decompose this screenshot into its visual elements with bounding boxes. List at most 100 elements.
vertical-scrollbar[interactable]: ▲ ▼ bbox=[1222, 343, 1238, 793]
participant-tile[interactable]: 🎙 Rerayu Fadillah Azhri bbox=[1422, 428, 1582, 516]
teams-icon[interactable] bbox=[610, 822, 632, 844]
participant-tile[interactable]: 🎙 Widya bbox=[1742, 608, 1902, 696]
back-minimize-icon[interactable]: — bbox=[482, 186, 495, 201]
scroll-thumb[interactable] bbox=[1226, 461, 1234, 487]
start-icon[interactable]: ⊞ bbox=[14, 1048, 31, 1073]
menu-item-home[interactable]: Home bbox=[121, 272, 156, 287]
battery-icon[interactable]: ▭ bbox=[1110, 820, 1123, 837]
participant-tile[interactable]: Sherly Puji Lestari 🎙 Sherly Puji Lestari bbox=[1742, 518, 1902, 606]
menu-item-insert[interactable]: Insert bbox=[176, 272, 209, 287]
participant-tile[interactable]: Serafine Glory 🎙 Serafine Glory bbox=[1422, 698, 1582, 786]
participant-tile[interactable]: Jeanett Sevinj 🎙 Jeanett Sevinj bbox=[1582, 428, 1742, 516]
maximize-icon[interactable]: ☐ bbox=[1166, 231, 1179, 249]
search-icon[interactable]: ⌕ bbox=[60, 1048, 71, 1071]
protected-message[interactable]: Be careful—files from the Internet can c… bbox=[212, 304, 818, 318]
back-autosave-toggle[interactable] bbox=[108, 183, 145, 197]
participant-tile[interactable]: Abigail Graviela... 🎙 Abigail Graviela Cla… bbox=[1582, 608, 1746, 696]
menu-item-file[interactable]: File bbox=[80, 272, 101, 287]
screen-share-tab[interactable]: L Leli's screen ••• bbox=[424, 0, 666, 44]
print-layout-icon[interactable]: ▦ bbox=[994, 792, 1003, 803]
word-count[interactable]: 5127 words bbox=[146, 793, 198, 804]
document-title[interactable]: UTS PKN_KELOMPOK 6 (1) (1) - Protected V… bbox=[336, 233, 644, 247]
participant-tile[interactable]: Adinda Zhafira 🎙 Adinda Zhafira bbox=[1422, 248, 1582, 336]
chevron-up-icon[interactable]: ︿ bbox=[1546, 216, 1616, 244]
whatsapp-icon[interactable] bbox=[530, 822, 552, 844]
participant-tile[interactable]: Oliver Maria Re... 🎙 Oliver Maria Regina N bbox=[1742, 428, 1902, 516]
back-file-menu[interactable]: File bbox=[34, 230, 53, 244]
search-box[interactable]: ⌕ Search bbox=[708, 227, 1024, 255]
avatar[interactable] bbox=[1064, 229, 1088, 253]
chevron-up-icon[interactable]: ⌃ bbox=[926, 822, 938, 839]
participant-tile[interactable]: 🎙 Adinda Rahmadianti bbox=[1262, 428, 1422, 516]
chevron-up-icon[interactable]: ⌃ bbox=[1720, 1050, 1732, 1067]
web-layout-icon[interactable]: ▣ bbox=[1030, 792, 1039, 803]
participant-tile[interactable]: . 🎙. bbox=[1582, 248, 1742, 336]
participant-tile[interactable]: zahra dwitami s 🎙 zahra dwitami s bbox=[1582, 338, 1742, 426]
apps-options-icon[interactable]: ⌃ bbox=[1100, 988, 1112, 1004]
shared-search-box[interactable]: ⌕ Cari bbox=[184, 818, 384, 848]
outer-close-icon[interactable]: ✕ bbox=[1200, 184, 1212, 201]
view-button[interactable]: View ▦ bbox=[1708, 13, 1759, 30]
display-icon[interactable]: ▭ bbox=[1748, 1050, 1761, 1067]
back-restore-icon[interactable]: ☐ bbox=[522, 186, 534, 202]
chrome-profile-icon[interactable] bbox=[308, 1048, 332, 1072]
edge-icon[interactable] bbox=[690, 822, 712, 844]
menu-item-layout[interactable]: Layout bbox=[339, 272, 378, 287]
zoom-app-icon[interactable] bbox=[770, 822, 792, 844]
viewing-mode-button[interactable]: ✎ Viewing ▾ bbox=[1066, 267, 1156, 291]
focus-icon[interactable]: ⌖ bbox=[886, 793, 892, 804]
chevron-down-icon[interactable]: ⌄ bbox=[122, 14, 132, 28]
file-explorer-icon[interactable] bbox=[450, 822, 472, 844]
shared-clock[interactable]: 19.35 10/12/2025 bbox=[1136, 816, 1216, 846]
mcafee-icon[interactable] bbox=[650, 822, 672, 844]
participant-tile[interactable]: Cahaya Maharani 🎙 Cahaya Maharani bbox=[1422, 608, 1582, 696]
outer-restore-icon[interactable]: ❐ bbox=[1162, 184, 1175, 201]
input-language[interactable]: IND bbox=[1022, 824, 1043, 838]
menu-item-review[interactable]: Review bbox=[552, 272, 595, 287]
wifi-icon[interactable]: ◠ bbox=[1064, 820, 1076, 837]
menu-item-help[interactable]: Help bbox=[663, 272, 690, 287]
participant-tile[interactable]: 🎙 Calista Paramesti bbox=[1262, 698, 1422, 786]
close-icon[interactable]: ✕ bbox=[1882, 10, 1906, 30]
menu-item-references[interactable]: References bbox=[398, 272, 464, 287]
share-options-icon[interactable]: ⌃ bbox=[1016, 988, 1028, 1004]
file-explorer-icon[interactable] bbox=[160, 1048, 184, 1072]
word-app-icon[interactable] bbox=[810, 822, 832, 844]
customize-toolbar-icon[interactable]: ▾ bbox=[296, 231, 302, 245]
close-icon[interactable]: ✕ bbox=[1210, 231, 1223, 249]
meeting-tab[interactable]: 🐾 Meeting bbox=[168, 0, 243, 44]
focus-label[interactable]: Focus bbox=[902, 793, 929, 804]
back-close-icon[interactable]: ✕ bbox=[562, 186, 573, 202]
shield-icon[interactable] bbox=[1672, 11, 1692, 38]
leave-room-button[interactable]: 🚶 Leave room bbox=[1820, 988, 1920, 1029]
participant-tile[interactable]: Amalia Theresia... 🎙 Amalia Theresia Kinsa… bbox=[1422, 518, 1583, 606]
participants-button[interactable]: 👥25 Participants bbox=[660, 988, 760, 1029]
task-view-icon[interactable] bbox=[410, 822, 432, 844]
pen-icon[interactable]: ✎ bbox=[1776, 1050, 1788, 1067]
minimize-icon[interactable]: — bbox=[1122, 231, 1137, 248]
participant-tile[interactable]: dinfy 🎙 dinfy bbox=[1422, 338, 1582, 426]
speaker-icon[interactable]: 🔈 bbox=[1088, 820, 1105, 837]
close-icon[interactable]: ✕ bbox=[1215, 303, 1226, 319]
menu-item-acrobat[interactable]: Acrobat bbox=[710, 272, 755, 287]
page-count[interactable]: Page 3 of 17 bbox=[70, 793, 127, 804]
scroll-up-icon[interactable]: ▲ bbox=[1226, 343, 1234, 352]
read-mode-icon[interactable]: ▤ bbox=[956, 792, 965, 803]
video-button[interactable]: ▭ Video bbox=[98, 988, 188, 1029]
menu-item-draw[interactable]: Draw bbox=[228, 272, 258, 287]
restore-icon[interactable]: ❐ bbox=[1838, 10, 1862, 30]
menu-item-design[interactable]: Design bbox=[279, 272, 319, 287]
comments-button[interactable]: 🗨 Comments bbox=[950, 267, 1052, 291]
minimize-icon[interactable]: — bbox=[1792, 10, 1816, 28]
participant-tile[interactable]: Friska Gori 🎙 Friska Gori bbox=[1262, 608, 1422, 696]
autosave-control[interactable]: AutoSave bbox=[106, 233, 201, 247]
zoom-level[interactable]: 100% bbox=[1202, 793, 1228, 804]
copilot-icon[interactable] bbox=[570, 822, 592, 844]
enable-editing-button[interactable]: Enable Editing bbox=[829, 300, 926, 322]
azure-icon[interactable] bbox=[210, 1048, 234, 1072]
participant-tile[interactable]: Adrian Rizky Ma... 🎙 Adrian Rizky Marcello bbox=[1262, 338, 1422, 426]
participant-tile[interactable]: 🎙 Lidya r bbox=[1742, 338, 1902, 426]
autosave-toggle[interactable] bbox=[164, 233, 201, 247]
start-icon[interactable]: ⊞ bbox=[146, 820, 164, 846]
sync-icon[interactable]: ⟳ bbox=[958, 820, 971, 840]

# # # #

# THE EXERCISE:
Reproduce the material above verbatim, from its first line through the line that contains "word-count[interactable]: 5127 words", including both of those lines.

# WRITTEN RESPONSE:
decompose this screenshot into its visual elements with bounding boxes. List at most 100 elements.
vertical-scrollbar[interactable]: ▲ ▼ bbox=[1222, 343, 1238, 793]
participant-tile[interactable]: 🎙 Rerayu Fadillah Azhri bbox=[1422, 428, 1582, 516]
teams-icon[interactable] bbox=[610, 822, 632, 844]
participant-tile[interactable]: 🎙 Widya bbox=[1742, 608, 1902, 696]
back-minimize-icon[interactable]: — bbox=[482, 186, 495, 201]
scroll-thumb[interactable] bbox=[1226, 461, 1234, 487]
start-icon[interactable]: ⊞ bbox=[14, 1048, 31, 1073]
menu-item-home[interactable]: Home bbox=[121, 272, 156, 287]
battery-icon[interactable]: ▭ bbox=[1110, 820, 1123, 837]
participant-tile[interactable]: Sherly Puji Lestari 🎙 Sherly Puji Lestari bbox=[1742, 518, 1902, 606]
menu-item-insert[interactable]: Insert bbox=[176, 272, 209, 287]
participant-tile[interactable]: Serafine Glory 🎙 Serafine Glory bbox=[1422, 698, 1582, 786]
participant-tile[interactable]: Jeanett Sevinj 🎙 Jeanett Sevinj bbox=[1582, 428, 1742, 516]
maximize-icon[interactable]: ☐ bbox=[1166, 231, 1179, 249]
search-icon[interactable]: ⌕ bbox=[60, 1048, 71, 1071]
protected-message[interactable]: Be careful—files from the Internet can c… bbox=[212, 304, 818, 318]
back-autosave-toggle[interactable] bbox=[108, 183, 145, 197]
participant-tile[interactable]: Abigail Graviela... 🎙 Abigail Graviela Cla… bbox=[1582, 608, 1746, 696]
menu-item-file[interactable]: File bbox=[80, 272, 101, 287]
screen-share-tab[interactable]: L Leli's screen ••• bbox=[424, 0, 666, 44]
print-layout-icon[interactable]: ▦ bbox=[994, 792, 1003, 803]
word-count[interactable]: 5127 words bbox=[146, 793, 198, 804]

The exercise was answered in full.